(THE REQUEST) Return the listing below in full, with every line exactly as it is.

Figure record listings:

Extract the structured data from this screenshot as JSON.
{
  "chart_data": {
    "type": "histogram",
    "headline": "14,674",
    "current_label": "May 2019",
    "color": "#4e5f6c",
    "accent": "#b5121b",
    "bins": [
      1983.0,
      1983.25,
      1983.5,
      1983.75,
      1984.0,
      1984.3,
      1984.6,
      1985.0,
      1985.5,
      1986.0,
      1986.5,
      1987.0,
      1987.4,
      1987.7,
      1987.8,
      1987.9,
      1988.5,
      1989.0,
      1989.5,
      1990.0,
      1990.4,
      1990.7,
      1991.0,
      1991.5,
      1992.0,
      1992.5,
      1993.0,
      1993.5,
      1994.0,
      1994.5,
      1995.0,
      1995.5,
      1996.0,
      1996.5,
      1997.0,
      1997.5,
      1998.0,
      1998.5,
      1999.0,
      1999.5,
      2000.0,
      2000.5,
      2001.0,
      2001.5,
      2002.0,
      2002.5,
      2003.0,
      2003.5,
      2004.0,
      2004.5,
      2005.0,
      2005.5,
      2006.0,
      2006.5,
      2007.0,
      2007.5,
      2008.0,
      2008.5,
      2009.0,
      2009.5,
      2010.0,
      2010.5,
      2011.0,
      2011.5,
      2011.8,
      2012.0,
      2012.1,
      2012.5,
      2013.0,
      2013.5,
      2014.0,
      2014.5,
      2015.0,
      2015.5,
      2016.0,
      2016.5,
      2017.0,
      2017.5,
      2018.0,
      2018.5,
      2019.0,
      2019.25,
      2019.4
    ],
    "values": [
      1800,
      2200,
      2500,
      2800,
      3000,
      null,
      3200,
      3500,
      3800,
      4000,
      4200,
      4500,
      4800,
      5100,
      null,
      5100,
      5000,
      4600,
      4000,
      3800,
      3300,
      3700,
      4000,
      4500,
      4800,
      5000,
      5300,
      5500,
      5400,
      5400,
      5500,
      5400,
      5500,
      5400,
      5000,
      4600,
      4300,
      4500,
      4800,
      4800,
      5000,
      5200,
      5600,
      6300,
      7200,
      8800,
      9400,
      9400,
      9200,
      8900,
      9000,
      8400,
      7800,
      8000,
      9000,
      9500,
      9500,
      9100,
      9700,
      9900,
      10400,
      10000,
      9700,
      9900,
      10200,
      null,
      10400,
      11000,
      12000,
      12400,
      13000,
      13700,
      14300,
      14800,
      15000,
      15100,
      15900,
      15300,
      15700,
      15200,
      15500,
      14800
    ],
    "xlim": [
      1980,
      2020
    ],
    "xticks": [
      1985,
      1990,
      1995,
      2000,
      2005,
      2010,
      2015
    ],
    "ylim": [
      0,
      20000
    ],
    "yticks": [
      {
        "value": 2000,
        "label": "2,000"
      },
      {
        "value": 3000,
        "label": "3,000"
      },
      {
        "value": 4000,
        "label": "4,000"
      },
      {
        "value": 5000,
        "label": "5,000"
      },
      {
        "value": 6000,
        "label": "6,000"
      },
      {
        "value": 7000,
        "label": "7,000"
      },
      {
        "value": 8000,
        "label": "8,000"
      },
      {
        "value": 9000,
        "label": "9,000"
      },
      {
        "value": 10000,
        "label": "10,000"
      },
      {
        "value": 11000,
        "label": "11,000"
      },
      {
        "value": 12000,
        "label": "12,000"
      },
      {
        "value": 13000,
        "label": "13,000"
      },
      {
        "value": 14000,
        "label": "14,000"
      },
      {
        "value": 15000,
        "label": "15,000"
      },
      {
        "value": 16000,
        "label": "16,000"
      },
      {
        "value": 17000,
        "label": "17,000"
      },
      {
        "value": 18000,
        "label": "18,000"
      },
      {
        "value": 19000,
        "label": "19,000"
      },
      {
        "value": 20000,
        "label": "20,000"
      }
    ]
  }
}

(COMPLETED TASK)
Extract the structured data from this screenshot as JSON.
{
  "chart_data": {
    "type": "histogram",
    "headline": "14,674",
    "current_label": "May 2019",
    "color": "#4e5f6c",
    "accent": "#b5121b",
    "bins": [
      1983.0,
      1983.25,
      1983.5,
      1983.75,
      1984.0,
      1984.3,
      1984.6,
      1985.0,
      1985.5,
      1986.0,
      1986.5,
      1987.0,
      1987.4,
      1987.7,
      1987.8,
      1987.9,
      1988.5,
      1989.0,
      1989.5,
      1990.0,
      1990.4,
      1990.7,
      1991.0,
      1991.5,
      1992.0,
      1992.5,
      1993.0,
      1993.5,
      1994.0,
      1994.5,
      1995.0,
      1995.5,
      1996.0,
      1996.5,
      1997.0,
      1997.5,
      1998.0,
      1998.5,
      1999.0,
      1999.5,
      2000.0,
      2000.5,
      2001.0,
      2001.5,
      2002.0,
      2002.5,
      2003.0,
      2003.5,
      2004.0,
      2004.5,
      2005.0,
      2005.5,
      2006.0,
      2006.5,
      2007.0,
      2007.5,
      2008.0,
      2008.5,
      2009.0,
      2009.5,
      2010.0,
      2010.5,
      2011.0,
      2011.5,
      2011.8,
      2012.0,
      2012.1,
      2012.5,
      2013.0,
      2013.5,
      2014.0,
      2014.5,
      2015.0,
      2015.5,
      2016.0,
      2016.5,
      2017.0,
      2017.5,
      2018.0,
      2018.5,
      2019.0,
      2019.25,
      2019.4
    ],
    "values": [
      1800,
      2200,
      2500,
      2800,
      3000,
      null,
      3200,
      3500,
      3800,
      4000,
      4200,
      4500,
      4800,
      5100,
      null,
      5100,
      5000,
      4600,
      4000,
      3800,
      3300,
      3700,
      4000,
      4500,
      4800,
      5000,
      5300,
      5500,
      5400,
      5400,
      5500,
      5400,
      5500,
      5400,
      5000,
      4600,
      4300,
      4500,
      4800,
      4800,
      5000,
      5200,
      5600,
      6300,
      7200,
      8800,
      9400,
      9400,
      9200,
      8900,
      9000,
      8400,
      7800,
      8000,
      9000,
      9500,
      9500,
      9100,
      9700,
      9900,
      10400,
      10000,
      9700,
      9900,
      10200,
      null,
      10400,
      11000,
      12000,
      12400,
      13000,
      13700,
      14300,
      14800,
      15000,
      15100,
      15900,
      15300,
      15700,
      15200,
      15500,
      14800
    ],
    "xlim": [
      1980,
      2020
    ],
    "xticks": [
      1985,
      1990,
      1995,
      2000,
      2005,
      2010,
      2015
    ],
    "ylim": [
      0,
      20000
    ],
    "yticks": [
      {
        "value": 2000,
        "label": "2,000"
      },
      {
        "value": 3000,
        "label": "3,000"
      },
      {
        "value": 4000,
        "label": "4,000"
      },
      {
        "value": 5000,
        "label": "5,000"
      },
      {
        "value": 6000,
        "label": "6,000"
      },
      {
        "value": 7000,
        "label": "7,000"
      },
      {
        "value": 8000,
        "label": "8,000"
      },
      {
        "value": 9000,
        "label": "9,000"
      },
      {
        "value": 10000,
        "label": "10,000"
      },
      {
        "value": 11000,
        "label": "11,000"
      },
      {
        "value": 12000,
        "label": "12,000"
      },
      {
        "value": 13000,
        "label": "13,000"
      },
      {
        "value": 14000,
        "label": "14,000"
      },
      {
        "value": 15000,
        "label": "15,000"
      },
      {
        "value": 16000,
        "label": "16,000"
      },
      {
        "value": 17000,
        "label": "17,000"
      },
      {
        "value": 18000,
        "label": "18,000"
      },
      {
        "value": 19000,
        "label": "19,000"
      },
      {
        "value": 20000,
        "label": "20,000"
      }
    ]
  }
}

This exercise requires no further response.